Stored items
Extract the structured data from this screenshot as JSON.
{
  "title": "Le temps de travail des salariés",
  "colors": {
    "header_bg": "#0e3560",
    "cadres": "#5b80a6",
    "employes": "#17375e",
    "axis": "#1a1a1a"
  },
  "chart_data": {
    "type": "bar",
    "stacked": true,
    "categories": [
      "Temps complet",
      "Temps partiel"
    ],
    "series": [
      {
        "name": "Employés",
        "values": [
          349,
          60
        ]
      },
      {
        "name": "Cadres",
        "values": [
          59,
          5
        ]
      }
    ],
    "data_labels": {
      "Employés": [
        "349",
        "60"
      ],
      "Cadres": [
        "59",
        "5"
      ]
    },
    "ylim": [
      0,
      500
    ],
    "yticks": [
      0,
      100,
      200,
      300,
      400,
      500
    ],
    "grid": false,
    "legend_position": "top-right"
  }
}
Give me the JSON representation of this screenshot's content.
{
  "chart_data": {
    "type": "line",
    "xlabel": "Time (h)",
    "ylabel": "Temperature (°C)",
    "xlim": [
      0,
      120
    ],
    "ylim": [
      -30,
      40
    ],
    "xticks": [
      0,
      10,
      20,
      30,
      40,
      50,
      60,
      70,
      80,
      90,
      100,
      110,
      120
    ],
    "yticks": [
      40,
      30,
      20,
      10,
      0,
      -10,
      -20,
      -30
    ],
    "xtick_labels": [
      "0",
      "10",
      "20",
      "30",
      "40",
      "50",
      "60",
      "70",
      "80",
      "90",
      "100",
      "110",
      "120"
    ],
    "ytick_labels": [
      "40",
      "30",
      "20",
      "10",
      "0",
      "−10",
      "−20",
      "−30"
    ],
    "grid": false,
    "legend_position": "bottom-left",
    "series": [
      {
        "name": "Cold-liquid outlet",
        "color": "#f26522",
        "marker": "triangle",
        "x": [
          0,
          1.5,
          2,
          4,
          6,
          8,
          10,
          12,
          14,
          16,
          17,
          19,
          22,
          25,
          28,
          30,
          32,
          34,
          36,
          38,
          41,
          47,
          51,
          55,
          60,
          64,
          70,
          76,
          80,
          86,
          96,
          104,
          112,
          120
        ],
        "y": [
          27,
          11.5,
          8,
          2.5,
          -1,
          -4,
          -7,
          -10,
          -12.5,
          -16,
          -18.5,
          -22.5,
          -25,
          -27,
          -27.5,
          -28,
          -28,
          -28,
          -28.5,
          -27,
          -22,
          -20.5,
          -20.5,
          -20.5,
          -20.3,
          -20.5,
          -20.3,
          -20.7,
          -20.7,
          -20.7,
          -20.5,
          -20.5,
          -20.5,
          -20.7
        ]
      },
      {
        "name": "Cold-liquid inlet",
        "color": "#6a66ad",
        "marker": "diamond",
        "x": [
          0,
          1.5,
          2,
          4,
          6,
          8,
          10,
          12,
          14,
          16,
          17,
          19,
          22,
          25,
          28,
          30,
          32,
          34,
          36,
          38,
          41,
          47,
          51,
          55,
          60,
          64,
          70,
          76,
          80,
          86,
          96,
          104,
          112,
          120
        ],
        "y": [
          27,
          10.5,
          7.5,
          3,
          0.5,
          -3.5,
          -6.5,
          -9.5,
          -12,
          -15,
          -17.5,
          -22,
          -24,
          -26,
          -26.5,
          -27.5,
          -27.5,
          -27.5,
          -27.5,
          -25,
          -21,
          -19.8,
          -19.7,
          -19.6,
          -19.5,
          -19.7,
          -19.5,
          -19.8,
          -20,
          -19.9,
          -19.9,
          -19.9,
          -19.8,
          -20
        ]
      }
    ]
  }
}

- _What is being asked_: Find the word "Cold" in the records and pull out each line that has it.

- _Full solution_:
        "name": "Cold-liquid outlet",
        "name": "Cold-liquid inlet",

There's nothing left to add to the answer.